▸ DOCUMENT EXTRACT:
↓
# Good to start off with?



## redlazer (Apr 30, 2011)

Hello I'm looking at getting a Sigma 105mm F/2.8 to do a little macro shooting.  Will this lens work good for me?  
Thank you


----------



## Marc-Etienne (Apr 30, 2011)

You'll have to give us a little more details. What camera do you shot with? What kind of macro are you looking at doing (texture/flowers/insects)? 

I own one, I'm fairly happy. Having to get a new macro lens, would I get a Sigma 105? Probably not. I would go for the Nikon 105 VR or the Sigma 150mm OS (if they can finally release it!). The VR option at this length and magnification would be very nice.


----------



## redlazer (May 1, 2011)

I'm looking to do flowers, and insects.  I'm shooting with a canon 7d.  I can't afford anything buy new.  I know it is a 1:1 mag.


----------



## Marc-Etienne (May 1, 2011)

The only down point you should look for if you can try a lens before buying would be to make sure you don't have a green flare when you shoot light color or reflective surfaces. I'm having lots of problem shooting in this conditions and need some heavy PP to get rid of the flare. Look at those post I made caterpillar, http://www.thephotoforum.com/forum/macro-photography/240642-what-wrong-me.html to see what I mean. But if I don't shoot in those condition I achieve awesome http://www.thephotoforum.com/forum/...-flowers-monster-c-c-semi-pics-heavy-9-a.html. Overall, I've been pleased, but not totally. I know that Overread and MarkW love their sigma macro lenses.


----------



## redlazer (May 1, 2011)

i see what u are talking about.  why its there a green flare?  it i can get it for a good price i will, bc a macro is better than none lol.


----------



## Markw (May 1, 2011)

Thanks for the shout-out Marc! 

I owned the Sigma 105mm Macro for about 1.5 years.  I loved it.  It produced wonderful photos.  Sharp, crisp, etc, etc.  There are three things wrong with that lens.
↑
▸ ENTRIES SHOWN:
↓
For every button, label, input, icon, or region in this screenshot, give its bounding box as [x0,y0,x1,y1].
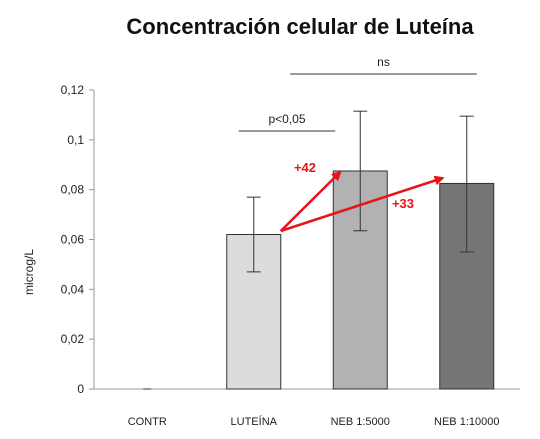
significance-label: p<0,05 [268,112,305,126]
significance-brackets: p<0,05 ns [238,55,477,132]
x-axis-labels: CONTR LUTEÍNA NEB 1:5000 NEB 1:10000 [128,415,500,428]
y-tick-label: 0,08 [61,183,85,197]
increase-arrows: +42 +33 [279,160,445,233]
significance-label: ns [377,55,390,69]
y-tick-label: 0,06 [61,233,85,247]
increase-label: +42 [294,160,316,175]
y-tick-label: 0,02 [61,332,85,346]
increase-label: +33 [392,196,414,211]
y-axis: 0 0,02 0,04 0,06 0,08 0,1 0,12 [61,83,520,396]
x-tick-label: LUTEÍNA [231,415,278,428]
x-tick-label: CONTR [128,416,167,428]
y-tick-label: 0,04 [61,282,85,296]
increase-arrow [280,175,445,233]
bars [143,170,495,390]
y-tick-label: 0 [77,382,84,396]
x-tick-label: NEB 1:5000 [331,416,390,428]
chart-title: Concentración celular de Luteína [126,14,474,39]
bar-2 [332,170,388,390]
y-tick-label: 0,1 [67,133,84,147]
x-tick-label: NEB 1:10000 [434,416,499,428]
error-bars [246,110,474,273]
y-tick-label: 0,12 [61,83,85,97]
increase-arrow [279,170,342,232]
y-axis-label: microg/L [22,249,36,295]
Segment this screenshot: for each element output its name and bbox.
↑
▸ YOUR INSTRUCTIONS: In the forum thread about the Sigma 105mm macro lens, which camera does redlazer use?

▸ RESULT BELOW: A Canon 7D.